Records that describe figures:
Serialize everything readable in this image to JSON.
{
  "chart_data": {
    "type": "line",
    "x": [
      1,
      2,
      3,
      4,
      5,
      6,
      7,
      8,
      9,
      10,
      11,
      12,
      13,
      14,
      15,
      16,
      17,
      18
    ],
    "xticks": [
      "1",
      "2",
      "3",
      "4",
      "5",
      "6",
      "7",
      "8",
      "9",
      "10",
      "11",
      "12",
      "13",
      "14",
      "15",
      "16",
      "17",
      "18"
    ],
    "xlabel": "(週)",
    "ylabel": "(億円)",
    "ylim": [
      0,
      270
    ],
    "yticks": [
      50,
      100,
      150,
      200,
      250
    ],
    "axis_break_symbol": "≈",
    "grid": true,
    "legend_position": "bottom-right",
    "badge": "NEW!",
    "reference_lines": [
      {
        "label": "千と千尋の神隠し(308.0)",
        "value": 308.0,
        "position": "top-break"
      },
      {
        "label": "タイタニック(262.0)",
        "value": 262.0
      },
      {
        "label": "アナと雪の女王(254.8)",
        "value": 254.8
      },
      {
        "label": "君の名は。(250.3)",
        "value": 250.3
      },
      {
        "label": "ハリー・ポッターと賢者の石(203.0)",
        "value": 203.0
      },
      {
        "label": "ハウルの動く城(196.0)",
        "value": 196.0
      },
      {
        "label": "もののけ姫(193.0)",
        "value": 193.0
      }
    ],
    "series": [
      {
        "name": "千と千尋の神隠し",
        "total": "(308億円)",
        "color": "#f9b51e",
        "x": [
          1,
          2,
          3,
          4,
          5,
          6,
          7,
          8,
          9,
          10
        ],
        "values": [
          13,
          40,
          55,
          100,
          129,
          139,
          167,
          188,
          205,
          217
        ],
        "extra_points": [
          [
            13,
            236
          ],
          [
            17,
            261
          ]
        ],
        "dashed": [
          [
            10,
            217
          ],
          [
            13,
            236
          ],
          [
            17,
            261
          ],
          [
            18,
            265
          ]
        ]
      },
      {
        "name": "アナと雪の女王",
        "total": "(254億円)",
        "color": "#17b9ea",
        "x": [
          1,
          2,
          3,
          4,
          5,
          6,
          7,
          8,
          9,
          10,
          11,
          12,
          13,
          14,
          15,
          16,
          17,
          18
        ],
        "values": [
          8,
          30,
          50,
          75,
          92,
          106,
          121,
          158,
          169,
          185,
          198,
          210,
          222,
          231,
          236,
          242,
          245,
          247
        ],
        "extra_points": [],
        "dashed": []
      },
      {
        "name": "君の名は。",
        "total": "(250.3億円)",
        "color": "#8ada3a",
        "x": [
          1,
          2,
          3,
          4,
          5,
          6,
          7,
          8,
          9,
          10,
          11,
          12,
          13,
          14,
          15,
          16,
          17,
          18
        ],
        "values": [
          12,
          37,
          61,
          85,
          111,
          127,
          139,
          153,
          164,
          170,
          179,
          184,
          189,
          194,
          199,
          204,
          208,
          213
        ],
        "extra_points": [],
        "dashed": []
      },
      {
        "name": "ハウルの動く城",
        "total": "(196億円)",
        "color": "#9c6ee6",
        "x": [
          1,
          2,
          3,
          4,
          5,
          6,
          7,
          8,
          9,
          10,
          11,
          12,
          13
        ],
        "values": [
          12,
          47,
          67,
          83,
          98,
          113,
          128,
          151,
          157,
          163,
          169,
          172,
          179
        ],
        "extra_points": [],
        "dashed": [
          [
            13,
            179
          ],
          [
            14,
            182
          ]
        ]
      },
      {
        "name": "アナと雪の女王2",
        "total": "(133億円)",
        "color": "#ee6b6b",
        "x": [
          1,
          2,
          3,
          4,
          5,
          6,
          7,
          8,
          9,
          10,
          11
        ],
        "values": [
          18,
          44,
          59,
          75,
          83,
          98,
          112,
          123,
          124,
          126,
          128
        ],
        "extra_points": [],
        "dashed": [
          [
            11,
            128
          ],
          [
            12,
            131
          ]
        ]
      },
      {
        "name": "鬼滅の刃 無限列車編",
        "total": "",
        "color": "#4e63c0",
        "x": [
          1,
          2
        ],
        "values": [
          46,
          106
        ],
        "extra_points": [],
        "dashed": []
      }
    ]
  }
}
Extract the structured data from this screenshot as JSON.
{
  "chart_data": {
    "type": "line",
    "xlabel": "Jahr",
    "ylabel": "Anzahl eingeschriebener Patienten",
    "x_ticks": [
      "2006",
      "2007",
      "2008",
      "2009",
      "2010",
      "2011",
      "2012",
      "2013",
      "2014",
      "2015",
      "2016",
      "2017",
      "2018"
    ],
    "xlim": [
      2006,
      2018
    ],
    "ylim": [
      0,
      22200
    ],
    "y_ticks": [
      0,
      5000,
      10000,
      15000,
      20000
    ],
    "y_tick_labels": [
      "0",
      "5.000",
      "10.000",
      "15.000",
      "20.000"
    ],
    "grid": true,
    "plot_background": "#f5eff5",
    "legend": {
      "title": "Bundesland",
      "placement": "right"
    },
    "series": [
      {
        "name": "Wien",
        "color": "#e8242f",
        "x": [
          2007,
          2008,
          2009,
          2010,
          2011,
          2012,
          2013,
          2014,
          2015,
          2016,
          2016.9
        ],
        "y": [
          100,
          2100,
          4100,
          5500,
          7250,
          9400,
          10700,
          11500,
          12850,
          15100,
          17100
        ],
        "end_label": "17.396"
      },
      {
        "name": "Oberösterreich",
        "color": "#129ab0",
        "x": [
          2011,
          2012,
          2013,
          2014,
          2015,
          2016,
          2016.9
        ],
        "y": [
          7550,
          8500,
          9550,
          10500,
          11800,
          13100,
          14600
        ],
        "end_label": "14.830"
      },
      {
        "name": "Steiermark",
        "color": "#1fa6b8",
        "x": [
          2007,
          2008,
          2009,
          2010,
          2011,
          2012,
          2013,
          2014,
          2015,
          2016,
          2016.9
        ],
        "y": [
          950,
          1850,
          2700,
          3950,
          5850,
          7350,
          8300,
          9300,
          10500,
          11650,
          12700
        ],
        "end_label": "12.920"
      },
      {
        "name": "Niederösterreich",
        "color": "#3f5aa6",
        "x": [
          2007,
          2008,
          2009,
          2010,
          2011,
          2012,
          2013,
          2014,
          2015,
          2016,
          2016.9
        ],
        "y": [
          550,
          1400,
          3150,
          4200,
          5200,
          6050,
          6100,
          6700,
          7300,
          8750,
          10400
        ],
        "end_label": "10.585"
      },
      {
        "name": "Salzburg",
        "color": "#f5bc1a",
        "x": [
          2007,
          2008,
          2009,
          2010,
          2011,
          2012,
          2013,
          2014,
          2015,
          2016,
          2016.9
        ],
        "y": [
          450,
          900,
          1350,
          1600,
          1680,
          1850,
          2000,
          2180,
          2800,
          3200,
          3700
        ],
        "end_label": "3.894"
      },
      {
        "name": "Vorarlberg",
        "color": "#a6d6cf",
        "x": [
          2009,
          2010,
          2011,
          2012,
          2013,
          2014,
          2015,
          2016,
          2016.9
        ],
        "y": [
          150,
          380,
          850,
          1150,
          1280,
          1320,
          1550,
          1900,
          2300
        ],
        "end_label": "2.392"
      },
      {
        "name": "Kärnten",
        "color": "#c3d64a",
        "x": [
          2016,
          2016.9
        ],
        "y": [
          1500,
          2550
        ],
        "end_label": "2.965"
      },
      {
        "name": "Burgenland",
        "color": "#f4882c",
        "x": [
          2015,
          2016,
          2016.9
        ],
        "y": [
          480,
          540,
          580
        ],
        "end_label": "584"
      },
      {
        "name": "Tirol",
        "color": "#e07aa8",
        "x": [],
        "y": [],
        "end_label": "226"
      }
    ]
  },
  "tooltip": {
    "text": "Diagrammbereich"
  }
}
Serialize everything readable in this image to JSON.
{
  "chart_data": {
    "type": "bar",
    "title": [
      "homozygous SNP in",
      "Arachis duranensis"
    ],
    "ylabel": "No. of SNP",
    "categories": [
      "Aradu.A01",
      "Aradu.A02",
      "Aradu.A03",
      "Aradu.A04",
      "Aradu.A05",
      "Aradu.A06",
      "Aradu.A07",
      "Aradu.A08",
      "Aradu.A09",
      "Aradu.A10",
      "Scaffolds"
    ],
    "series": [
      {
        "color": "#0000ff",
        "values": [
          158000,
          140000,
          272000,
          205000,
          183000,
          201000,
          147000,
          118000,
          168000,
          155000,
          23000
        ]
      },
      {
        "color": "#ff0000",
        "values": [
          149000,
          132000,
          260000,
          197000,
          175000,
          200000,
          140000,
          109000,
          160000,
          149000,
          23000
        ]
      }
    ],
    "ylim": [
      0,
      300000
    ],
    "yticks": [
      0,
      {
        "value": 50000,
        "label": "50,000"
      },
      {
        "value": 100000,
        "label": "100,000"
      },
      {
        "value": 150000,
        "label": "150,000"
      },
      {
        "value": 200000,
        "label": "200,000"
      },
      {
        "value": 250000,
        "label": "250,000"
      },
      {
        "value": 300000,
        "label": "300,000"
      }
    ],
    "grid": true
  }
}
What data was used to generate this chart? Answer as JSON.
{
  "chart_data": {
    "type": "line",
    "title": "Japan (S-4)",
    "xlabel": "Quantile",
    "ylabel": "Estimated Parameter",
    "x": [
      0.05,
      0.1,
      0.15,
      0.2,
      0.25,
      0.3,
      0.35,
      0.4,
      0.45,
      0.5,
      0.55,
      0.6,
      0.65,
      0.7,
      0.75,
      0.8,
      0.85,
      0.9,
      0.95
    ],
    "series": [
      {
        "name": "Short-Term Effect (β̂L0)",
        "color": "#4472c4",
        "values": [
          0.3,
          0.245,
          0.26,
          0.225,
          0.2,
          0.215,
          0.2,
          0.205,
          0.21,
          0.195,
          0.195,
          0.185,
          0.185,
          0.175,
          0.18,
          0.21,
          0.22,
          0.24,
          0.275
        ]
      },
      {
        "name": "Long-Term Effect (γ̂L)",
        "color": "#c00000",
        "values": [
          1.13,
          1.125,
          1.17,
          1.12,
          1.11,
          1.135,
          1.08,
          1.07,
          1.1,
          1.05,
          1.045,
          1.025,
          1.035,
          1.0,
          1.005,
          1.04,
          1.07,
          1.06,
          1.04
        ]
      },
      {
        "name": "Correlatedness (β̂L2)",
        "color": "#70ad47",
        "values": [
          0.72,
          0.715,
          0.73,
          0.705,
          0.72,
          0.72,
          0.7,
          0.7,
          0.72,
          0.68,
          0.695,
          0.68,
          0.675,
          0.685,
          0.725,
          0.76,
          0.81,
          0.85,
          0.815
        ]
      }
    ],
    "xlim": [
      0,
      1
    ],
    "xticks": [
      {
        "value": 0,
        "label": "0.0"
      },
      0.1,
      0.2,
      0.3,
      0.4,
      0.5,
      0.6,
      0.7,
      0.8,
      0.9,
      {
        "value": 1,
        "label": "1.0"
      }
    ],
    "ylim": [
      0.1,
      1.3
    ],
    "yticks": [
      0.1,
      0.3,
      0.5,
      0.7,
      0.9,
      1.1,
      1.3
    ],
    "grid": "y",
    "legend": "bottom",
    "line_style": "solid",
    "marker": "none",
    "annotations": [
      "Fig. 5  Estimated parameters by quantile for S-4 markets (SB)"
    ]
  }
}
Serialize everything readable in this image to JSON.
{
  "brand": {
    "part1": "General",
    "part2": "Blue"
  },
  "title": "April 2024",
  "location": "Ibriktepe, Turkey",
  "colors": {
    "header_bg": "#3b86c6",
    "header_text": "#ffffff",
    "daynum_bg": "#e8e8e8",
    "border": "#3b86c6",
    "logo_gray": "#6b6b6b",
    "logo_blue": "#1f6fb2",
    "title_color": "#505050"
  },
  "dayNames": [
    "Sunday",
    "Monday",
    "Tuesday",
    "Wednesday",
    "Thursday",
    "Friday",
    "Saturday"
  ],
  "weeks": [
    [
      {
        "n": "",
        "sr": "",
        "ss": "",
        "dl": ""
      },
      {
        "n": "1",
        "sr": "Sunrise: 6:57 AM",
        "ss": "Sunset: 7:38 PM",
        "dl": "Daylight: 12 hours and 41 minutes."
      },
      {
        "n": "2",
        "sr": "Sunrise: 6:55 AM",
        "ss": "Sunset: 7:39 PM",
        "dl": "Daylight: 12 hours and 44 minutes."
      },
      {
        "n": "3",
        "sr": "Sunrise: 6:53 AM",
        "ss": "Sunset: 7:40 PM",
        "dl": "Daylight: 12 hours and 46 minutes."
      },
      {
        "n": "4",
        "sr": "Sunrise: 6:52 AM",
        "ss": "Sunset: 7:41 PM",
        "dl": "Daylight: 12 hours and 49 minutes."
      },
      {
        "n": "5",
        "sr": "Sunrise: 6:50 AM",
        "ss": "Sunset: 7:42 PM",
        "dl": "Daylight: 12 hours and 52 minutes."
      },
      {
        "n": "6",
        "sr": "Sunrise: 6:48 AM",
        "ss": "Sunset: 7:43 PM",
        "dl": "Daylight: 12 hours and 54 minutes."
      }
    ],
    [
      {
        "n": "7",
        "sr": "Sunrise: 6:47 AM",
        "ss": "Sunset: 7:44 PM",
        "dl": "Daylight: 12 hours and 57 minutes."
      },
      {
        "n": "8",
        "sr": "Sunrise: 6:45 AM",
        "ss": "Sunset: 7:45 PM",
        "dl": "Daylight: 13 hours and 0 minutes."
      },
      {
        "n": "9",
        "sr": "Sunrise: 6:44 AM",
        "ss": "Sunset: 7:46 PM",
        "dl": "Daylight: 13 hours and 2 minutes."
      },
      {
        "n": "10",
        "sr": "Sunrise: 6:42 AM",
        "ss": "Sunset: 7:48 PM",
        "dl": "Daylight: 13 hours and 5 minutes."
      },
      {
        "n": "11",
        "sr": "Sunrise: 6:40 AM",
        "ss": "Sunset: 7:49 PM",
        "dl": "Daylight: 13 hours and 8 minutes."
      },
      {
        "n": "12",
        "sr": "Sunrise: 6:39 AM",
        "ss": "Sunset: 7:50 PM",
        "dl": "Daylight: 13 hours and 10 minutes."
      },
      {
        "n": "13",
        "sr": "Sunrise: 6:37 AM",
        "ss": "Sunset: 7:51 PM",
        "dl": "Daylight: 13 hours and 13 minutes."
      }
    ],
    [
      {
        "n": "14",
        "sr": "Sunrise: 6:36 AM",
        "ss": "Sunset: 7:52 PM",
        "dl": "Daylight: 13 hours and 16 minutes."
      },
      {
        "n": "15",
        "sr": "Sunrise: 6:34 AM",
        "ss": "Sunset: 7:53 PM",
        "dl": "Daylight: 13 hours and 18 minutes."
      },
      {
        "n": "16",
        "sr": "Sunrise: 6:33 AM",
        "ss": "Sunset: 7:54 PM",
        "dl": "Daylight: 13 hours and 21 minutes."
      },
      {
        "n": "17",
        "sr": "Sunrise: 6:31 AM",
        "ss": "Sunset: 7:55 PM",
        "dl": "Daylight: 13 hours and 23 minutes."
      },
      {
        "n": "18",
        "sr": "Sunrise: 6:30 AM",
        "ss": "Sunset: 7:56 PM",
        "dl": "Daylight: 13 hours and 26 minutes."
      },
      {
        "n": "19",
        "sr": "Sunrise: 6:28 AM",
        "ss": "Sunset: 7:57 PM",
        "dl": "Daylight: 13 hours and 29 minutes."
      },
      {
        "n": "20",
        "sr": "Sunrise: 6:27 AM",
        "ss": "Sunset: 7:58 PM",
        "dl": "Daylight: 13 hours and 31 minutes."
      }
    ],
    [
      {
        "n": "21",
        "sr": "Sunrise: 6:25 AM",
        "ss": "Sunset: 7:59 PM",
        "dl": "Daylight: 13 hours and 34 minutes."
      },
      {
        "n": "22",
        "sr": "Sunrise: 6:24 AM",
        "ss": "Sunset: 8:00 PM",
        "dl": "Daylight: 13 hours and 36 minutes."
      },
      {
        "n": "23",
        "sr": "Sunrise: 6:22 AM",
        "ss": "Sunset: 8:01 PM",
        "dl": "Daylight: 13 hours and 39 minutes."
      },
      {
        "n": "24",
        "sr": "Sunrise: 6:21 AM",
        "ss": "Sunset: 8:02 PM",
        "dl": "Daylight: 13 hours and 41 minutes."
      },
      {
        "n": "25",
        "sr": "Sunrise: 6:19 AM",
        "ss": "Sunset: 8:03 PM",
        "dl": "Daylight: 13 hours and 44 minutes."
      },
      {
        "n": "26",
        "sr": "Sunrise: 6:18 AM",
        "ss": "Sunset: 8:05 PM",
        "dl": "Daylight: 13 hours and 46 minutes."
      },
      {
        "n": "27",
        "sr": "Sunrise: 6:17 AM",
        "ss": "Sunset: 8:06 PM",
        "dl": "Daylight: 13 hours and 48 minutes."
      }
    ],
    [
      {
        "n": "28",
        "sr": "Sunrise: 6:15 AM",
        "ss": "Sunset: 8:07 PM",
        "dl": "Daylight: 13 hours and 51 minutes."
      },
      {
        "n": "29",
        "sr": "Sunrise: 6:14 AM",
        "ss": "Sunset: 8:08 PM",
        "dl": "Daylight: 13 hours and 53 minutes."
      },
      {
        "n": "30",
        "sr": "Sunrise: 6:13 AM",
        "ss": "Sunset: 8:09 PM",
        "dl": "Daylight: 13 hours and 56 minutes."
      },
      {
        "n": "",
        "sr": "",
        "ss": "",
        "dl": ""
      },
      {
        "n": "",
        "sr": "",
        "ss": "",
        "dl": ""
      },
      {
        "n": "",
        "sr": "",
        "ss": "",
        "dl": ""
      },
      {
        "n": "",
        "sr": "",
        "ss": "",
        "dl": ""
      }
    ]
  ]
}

## What to work on
Say the number of lines in the records above that include the string "Effect", and no more.

## Answer for this exercise
2